[Figure dataset records]
________________________

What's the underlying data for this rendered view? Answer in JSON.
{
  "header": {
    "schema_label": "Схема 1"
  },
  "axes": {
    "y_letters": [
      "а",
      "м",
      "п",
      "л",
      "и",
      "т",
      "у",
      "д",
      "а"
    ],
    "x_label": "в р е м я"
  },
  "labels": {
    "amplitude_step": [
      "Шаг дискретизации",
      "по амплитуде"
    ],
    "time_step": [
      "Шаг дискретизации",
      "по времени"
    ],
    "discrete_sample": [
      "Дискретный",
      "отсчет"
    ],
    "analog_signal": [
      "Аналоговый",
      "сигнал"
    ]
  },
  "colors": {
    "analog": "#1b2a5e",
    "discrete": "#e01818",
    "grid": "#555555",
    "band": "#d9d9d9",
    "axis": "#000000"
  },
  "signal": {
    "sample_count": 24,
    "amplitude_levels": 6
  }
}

________________________

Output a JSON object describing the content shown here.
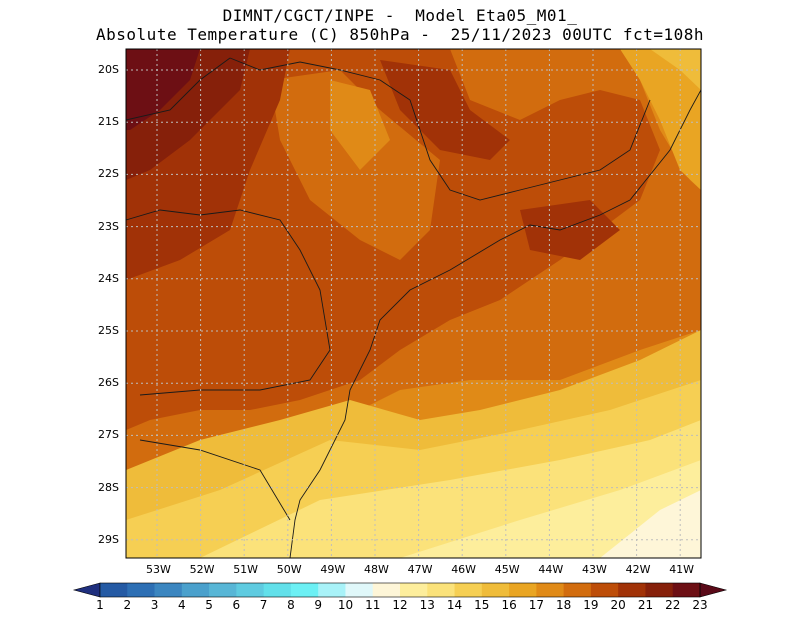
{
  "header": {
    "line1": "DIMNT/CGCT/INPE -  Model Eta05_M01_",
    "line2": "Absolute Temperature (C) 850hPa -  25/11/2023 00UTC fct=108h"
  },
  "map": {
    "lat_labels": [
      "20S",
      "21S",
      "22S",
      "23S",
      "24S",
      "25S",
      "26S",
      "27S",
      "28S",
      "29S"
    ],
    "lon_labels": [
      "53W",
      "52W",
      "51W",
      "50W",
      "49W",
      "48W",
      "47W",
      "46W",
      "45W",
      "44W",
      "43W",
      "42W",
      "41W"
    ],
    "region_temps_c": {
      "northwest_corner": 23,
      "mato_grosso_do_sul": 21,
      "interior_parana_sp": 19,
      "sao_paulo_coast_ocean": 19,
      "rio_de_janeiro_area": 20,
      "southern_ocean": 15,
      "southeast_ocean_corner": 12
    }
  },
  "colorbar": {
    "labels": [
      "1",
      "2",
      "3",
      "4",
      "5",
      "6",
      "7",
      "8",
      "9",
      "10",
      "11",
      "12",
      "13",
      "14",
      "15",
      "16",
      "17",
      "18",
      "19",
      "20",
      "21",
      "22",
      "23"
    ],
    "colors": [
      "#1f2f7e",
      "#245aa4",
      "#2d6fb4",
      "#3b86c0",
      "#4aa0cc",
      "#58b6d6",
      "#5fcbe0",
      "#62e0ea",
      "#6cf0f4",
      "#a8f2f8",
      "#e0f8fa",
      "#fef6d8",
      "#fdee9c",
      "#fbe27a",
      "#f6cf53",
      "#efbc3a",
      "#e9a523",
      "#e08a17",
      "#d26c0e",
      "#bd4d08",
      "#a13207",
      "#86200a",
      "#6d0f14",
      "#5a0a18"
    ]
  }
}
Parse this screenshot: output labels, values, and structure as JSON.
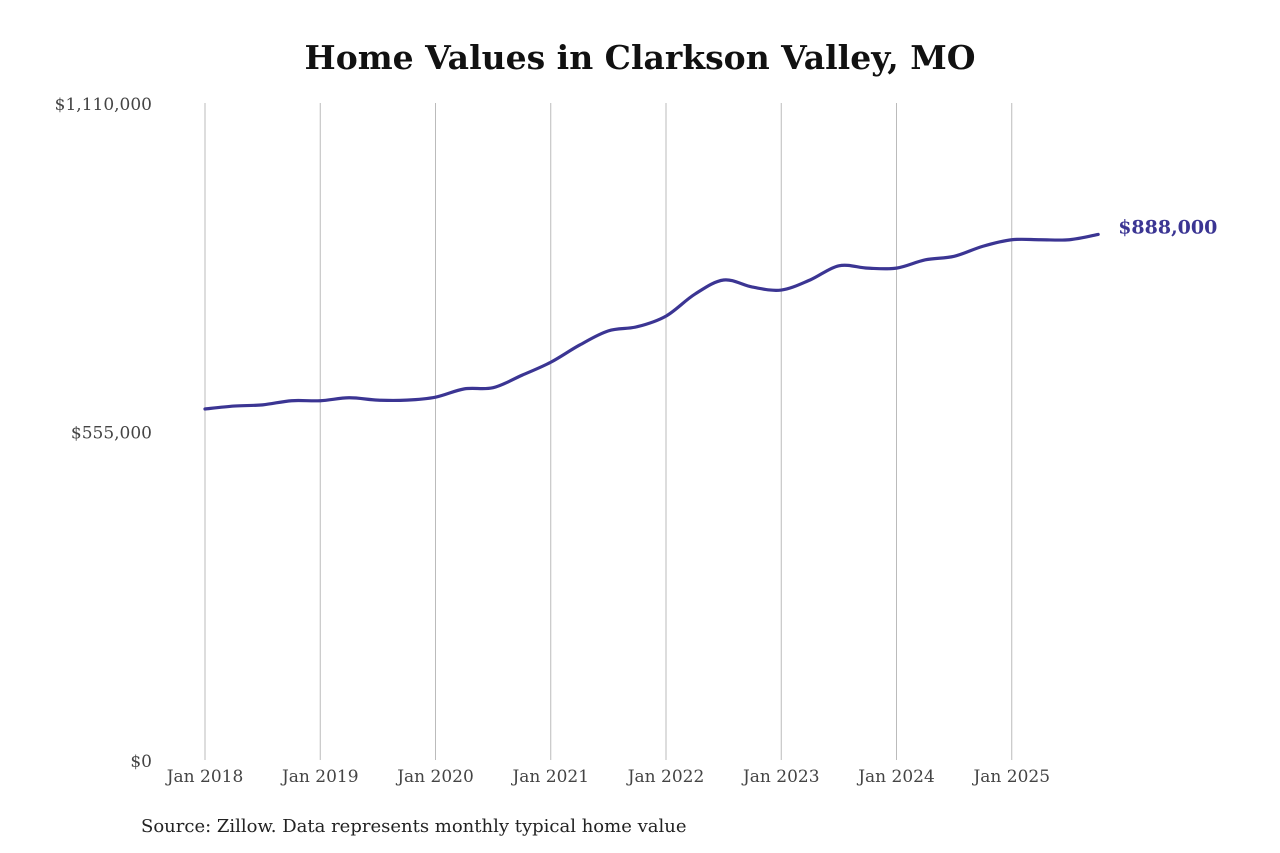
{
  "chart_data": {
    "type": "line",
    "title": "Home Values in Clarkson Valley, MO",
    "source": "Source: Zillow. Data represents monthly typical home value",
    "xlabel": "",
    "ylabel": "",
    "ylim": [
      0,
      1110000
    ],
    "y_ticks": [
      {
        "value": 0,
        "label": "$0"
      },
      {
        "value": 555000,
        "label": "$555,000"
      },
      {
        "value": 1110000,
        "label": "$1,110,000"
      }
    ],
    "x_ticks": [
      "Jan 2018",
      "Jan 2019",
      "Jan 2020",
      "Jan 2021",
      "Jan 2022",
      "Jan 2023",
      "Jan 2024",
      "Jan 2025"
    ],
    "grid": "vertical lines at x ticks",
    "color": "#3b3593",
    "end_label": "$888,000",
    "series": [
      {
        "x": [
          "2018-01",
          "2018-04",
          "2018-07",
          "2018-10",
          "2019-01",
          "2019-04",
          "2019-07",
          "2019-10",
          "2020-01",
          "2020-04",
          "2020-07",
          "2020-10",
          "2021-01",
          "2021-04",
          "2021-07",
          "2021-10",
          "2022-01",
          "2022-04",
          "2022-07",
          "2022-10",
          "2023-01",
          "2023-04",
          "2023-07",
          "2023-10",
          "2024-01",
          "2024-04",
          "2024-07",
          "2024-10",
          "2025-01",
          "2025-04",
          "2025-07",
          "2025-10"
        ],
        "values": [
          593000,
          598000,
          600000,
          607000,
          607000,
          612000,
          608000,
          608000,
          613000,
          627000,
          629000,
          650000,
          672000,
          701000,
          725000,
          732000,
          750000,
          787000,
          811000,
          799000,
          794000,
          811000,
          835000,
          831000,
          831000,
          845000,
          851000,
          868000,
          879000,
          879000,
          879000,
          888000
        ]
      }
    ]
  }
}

________________________

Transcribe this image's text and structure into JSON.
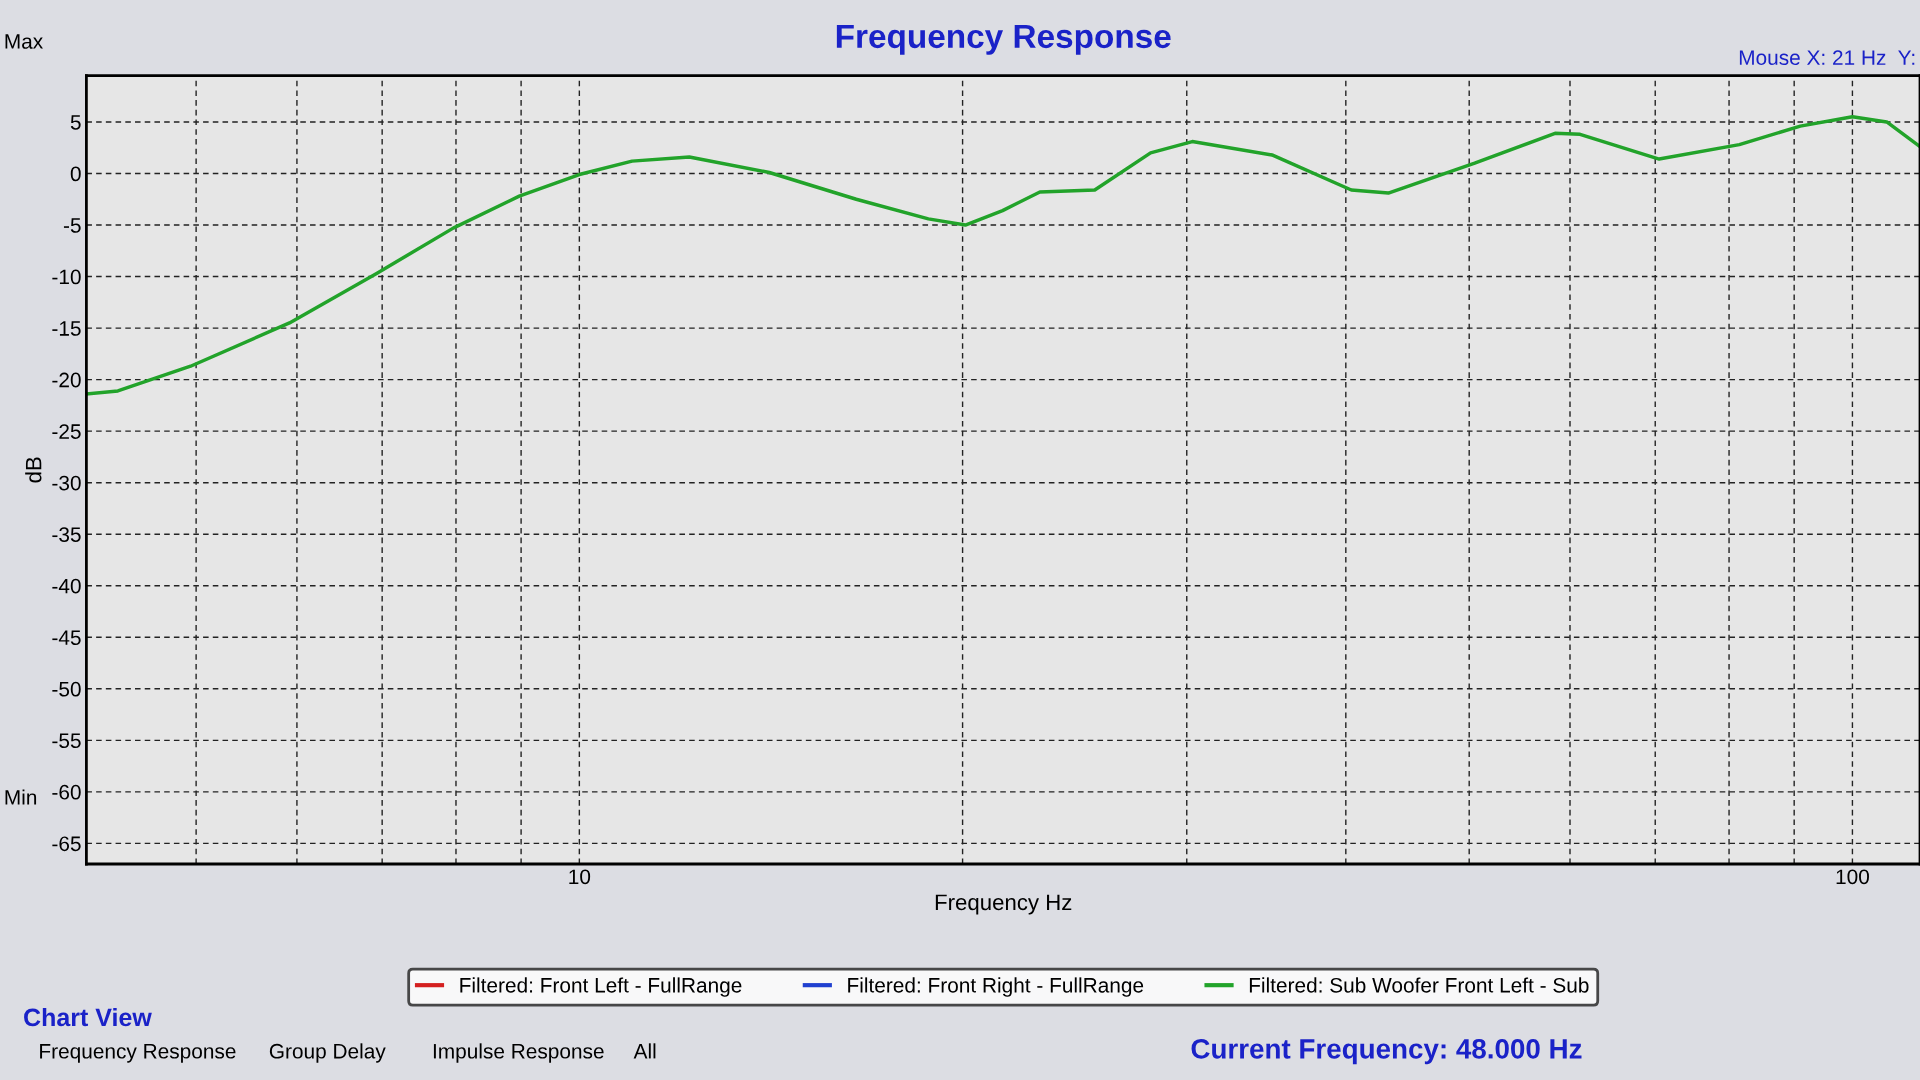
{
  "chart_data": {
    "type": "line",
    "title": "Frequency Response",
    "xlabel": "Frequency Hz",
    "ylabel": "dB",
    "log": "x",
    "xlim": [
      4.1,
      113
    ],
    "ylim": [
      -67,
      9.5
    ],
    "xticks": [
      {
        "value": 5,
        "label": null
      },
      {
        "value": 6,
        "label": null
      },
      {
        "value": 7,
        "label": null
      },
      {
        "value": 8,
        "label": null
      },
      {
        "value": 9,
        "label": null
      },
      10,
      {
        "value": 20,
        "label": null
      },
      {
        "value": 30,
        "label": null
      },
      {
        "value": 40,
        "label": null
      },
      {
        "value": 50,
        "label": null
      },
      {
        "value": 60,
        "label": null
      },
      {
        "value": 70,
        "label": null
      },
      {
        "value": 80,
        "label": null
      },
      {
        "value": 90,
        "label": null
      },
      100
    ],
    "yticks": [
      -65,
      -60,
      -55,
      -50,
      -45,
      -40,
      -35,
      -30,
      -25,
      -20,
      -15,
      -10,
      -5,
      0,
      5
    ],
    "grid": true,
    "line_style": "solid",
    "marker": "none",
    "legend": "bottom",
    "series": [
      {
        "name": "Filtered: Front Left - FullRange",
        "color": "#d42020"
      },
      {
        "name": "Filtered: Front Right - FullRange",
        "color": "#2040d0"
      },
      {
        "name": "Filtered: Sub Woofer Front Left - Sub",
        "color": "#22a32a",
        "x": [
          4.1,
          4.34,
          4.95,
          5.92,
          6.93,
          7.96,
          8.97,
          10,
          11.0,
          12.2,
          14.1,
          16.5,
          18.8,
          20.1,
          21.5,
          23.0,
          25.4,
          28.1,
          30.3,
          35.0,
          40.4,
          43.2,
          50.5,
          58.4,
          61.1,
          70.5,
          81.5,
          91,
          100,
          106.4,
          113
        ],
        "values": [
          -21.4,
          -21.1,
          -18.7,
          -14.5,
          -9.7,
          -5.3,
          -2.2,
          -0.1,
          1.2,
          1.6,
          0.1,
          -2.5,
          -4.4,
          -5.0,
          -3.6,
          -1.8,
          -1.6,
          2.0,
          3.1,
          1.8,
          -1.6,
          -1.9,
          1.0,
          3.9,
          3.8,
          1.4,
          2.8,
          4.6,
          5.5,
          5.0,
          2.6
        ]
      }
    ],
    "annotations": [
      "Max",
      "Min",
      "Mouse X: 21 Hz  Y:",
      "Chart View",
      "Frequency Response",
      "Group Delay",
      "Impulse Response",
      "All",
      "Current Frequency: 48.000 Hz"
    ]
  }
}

________________________

Collect each line containing the string "Left".

        "name": "Filtered: Front Left - FullRange",
        "name": "Filtered: Sub Woofer Front Left - Sub",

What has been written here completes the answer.